*What the exercise asks:* From the listing below, extract each entry exactly as written, minus the images.

Excerpts from a figure dataset:
** START **
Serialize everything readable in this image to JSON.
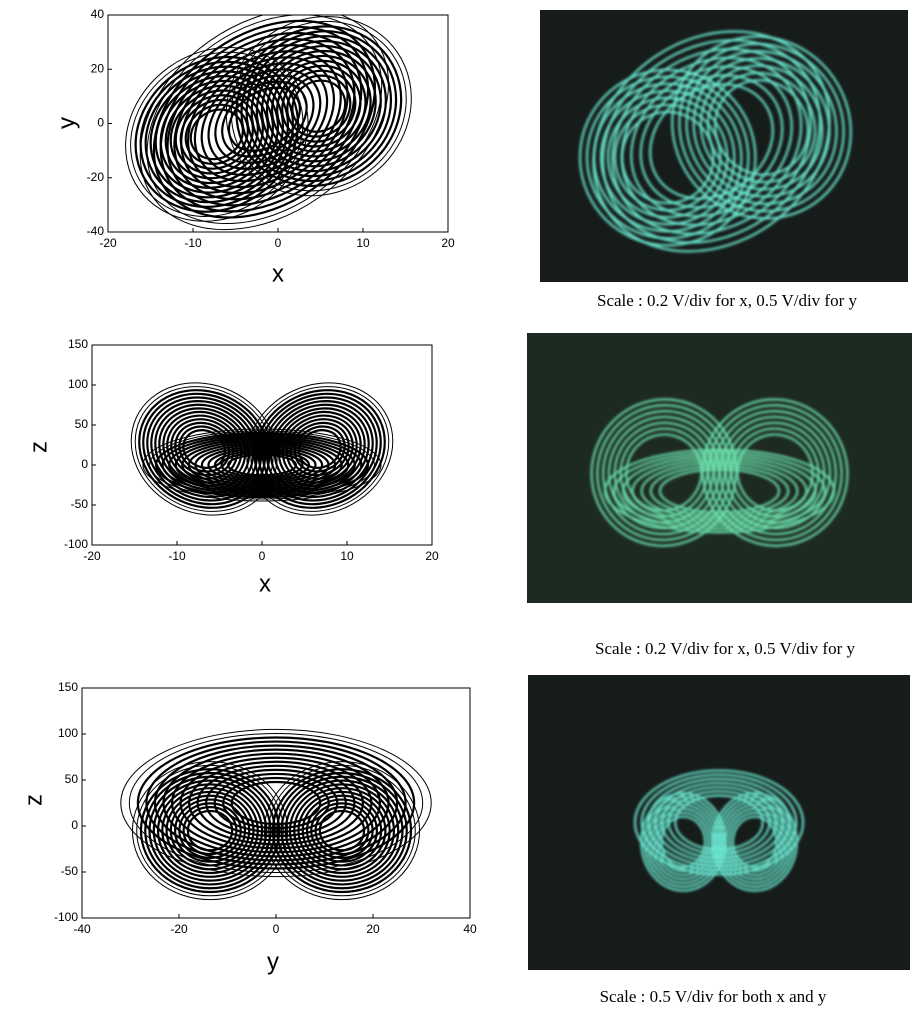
{
  "plots": [
    {
      "xlabel": "x",
      "ylabel": "y",
      "xlim": [
        -20,
        20
      ],
      "ylim": [
        -40,
        40
      ],
      "xticks": [
        -20,
        -10,
        0,
        10,
        20
      ],
      "yticks": [
        -40,
        -20,
        0,
        20,
        40
      ]
    },
    {
      "xlabel": "x",
      "ylabel": "z",
      "xlim": [
        -20,
        20
      ],
      "ylim": [
        -100,
        150
      ],
      "xticks": [
        -20,
        -10,
        0,
        10,
        20
      ],
      "yticks": [
        -100,
        -50,
        0,
        50,
        100,
        150
      ]
    },
    {
      "xlabel": "y",
      "ylabel": "z",
      "xlim": [
        -40,
        40
      ],
      "ylim": [
        -100,
        150
      ],
      "xticks": [
        -40,
        -20,
        0,
        20,
        40
      ],
      "yticks": [
        -100,
        -50,
        0,
        50,
        100,
        150
      ]
    }
  ],
  "captions": [
    "Scale : 0.2 V/div for x, 0.5 V/div for y",
    "Scale : 0.2 V/div for x, 0.5 V/div for y",
    "Scale : 0.5 V/div for both x and y"
  ]
}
** END **
*The completed task:*
Serialize everything readable in this image to JSON.
{
  "plots": [
    {
      "xlabel": "x",
      "ylabel": "y",
      "xlim": [
        -20,
        20
      ],
      "ylim": [
        -40,
        40
      ],
      "xticks": [
        -20,
        -10,
        0,
        10,
        20
      ],
      "yticks": [
        -40,
        -20,
        0,
        20,
        40
      ]
    },
    {
      "xlabel": "x",
      "ylabel": "z",
      "xlim": [
        -20,
        20
      ],
      "ylim": [
        -100,
        150
      ],
      "xticks": [
        -20,
        -10,
        0,
        10,
        20
      ],
      "yticks": [
        -100,
        -50,
        0,
        50,
        100,
        150
      ]
    },
    {
      "xlabel": "y",
      "ylabel": "z",
      "xlim": [
        -40,
        40
      ],
      "ylim": [
        -100,
        150
      ],
      "xticks": [
        -40,
        -20,
        0,
        20,
        40
      ],
      "yticks": [
        -100,
        -50,
        0,
        50,
        100,
        150
      ]
    }
  ],
  "captions": [
    "Scale : 0.2 V/div for x, 0.5 V/div for y",
    "Scale : 0.2 V/div for x, 0.5 V/div for y",
    "Scale : 0.5 V/div for both x and y"
  ]
}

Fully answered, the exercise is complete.